**Directive:** Search the material for the word "JSON" and copy each line that holds it.

**Data provided:**
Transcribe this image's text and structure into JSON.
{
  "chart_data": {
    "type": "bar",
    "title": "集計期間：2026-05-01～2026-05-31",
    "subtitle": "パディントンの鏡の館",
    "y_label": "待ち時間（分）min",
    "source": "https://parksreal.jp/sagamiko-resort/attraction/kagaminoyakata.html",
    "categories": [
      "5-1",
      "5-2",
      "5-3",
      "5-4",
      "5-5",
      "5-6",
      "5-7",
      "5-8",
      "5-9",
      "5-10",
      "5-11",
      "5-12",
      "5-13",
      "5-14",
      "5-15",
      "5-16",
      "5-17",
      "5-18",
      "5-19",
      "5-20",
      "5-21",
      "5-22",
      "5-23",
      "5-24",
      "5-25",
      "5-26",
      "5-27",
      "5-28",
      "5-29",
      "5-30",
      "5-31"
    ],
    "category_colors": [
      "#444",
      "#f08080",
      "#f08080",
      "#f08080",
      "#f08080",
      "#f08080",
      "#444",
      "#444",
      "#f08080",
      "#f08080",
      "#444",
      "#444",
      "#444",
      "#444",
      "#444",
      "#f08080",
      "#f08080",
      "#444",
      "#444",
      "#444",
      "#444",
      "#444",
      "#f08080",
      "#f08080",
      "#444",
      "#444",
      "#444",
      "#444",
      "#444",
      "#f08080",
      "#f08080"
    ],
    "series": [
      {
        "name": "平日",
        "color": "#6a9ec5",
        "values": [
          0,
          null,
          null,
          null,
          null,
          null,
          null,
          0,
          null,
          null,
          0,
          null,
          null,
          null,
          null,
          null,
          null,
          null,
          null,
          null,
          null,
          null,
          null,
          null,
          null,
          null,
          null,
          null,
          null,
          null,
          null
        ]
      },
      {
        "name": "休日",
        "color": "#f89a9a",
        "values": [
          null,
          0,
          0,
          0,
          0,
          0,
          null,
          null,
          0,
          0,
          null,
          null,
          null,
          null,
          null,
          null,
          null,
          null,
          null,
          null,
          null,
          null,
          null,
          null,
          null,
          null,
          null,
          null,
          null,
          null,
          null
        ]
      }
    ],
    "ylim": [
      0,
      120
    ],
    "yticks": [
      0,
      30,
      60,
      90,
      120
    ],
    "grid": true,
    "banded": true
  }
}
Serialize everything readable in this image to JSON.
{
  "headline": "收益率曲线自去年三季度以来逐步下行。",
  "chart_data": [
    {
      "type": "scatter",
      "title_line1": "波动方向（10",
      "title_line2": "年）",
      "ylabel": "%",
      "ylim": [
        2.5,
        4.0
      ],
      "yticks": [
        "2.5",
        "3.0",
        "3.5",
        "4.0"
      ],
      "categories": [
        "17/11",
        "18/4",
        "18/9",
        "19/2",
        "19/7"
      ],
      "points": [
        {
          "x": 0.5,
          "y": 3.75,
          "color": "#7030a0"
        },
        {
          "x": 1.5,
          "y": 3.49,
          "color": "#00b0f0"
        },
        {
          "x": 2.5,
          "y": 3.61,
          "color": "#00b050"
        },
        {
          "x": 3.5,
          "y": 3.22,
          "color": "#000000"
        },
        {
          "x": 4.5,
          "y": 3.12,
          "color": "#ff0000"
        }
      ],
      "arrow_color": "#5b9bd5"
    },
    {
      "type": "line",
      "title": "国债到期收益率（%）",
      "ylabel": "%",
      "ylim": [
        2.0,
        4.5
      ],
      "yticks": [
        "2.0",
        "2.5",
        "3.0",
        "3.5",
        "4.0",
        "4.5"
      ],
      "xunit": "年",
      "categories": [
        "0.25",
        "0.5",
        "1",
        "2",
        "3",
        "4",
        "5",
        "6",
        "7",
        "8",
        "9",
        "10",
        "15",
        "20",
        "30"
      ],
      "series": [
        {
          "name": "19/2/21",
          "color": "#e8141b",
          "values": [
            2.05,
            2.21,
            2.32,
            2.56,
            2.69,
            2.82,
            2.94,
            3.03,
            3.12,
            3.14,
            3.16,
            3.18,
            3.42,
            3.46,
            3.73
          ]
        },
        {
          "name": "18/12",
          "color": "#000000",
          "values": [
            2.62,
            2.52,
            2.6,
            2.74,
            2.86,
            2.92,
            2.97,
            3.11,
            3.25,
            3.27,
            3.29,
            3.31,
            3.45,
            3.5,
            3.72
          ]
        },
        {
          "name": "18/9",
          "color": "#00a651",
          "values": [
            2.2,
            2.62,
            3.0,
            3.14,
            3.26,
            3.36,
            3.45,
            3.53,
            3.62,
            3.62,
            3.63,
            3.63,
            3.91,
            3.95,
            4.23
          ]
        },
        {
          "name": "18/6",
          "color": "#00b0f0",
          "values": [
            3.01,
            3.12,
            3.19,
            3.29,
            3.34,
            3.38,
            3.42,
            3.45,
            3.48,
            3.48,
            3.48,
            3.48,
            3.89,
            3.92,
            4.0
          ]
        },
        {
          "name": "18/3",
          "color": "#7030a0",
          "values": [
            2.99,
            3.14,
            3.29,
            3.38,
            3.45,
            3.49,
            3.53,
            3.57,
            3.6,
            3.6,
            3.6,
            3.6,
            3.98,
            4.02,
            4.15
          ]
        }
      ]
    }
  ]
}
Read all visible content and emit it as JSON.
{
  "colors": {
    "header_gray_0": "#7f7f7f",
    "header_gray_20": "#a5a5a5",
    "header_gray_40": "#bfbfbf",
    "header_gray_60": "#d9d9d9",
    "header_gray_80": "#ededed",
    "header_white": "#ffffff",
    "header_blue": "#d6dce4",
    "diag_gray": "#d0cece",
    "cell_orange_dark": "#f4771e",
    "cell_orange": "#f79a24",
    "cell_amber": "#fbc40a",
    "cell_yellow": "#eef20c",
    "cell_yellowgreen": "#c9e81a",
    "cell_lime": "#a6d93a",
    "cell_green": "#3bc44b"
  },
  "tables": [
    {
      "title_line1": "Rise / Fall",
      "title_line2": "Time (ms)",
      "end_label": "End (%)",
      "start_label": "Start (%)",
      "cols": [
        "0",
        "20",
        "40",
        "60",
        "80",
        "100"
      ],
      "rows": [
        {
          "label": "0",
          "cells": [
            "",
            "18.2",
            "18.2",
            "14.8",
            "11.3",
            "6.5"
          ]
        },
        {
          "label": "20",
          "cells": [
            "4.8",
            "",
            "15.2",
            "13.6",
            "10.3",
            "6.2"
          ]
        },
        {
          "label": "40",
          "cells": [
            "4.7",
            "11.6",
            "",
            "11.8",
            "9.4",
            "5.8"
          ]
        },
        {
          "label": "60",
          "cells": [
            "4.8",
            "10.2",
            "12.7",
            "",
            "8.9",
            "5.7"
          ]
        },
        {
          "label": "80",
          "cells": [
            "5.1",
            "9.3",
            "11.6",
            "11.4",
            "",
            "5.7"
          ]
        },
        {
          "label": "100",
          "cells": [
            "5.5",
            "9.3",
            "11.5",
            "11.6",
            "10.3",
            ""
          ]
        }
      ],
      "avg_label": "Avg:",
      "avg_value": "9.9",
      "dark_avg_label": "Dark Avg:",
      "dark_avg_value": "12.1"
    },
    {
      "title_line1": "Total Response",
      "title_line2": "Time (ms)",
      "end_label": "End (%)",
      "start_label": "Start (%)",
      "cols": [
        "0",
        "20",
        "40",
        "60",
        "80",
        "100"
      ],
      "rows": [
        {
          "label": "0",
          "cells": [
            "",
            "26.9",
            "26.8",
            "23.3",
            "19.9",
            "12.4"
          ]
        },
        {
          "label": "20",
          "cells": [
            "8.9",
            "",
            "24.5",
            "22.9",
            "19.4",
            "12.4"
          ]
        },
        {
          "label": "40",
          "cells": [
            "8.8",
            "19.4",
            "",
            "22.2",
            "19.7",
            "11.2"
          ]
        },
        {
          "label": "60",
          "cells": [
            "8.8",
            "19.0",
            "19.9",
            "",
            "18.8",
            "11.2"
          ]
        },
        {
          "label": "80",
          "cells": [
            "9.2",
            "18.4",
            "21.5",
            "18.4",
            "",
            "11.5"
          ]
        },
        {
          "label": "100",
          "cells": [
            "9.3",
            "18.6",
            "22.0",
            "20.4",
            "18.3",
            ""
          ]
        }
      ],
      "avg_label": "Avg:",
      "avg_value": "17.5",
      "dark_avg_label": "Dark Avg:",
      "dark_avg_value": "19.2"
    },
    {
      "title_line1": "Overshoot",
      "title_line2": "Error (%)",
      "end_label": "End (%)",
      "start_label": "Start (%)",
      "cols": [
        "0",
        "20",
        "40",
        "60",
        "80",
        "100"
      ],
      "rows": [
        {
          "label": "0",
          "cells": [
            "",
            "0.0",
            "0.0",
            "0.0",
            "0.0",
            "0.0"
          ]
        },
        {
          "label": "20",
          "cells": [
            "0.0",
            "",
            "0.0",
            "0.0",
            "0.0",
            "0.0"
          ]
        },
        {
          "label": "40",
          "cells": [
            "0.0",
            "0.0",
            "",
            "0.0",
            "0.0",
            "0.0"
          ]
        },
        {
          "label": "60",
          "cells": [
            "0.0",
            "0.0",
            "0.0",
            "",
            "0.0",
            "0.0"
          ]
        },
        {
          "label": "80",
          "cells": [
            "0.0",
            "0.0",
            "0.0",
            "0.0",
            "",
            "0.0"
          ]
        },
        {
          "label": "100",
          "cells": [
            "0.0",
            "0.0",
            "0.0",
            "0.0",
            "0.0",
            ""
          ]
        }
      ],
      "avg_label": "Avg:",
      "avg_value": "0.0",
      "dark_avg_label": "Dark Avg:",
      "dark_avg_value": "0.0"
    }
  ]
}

**Reply to the exercise:**
Transcribe this image's text and structure into JSON.
Serialize everything readable in this image to JSON.
Read all visible content and emit it as JSON.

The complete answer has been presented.